::: Data extract :::

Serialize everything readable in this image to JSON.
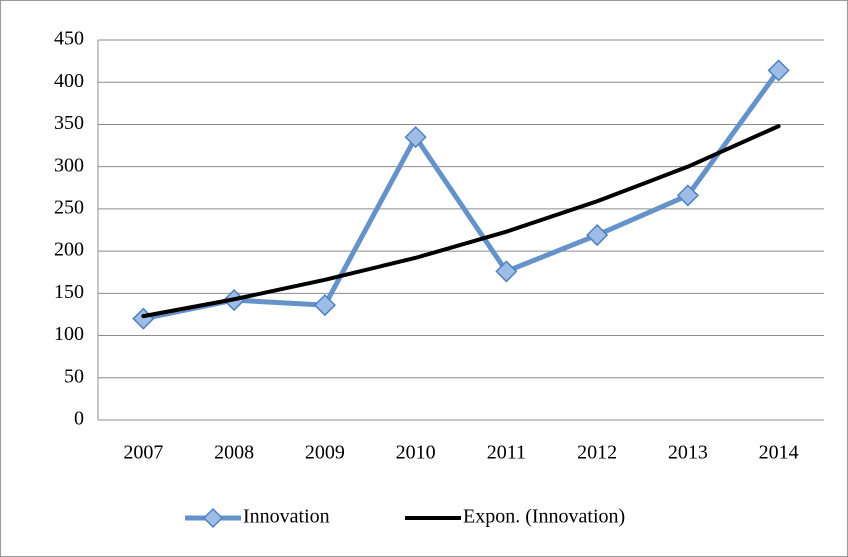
{
  "chart_data": {
    "type": "line",
    "categories": [
      "2007",
      "2008",
      "2009",
      "2010",
      "2011",
      "2012",
      "2013",
      "2014"
    ],
    "series": [
      {
        "name": "Innovation",
        "color": "#6592c9",
        "marker": "diamond",
        "values": [
          120,
          142,
          136,
          335,
          176,
          219,
          266,
          414
        ]
      },
      {
        "name": "Expon. (Innovation)",
        "color": "#000000",
        "values": [
          123,
          143,
          166,
          192,
          223,
          259,
          300,
          348
        ]
      }
    ],
    "ylim": [
      0,
      450
    ],
    "yticks": [
      0,
      50,
      100,
      150,
      200,
      250,
      300,
      350,
      400,
      450
    ],
    "grid": true,
    "legend": "bottom"
  }
}
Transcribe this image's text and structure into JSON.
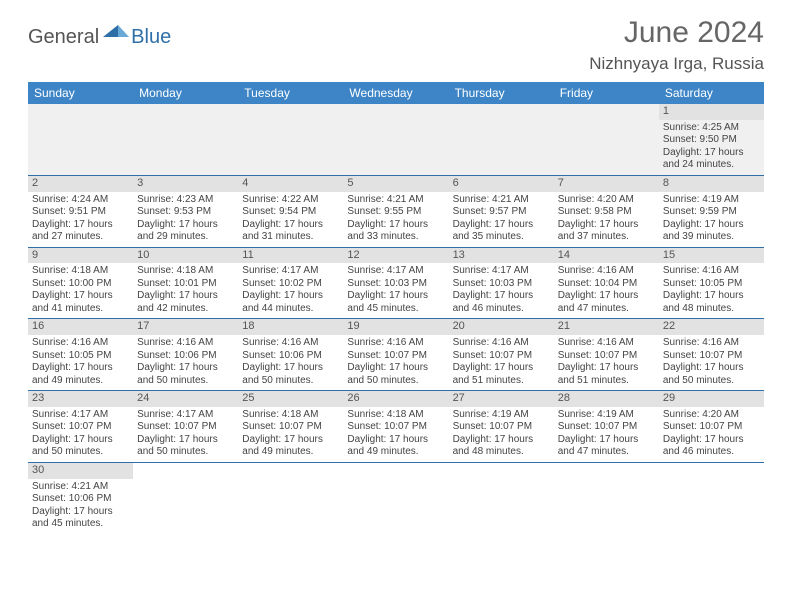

:::

§ **Task directions**
Pick out and copy the lines of the material that include the word "JSON".

§ **Solution for this problem**
Serialize everything readable in this image to JSON.
Transcribe this image's text and structure into JSON.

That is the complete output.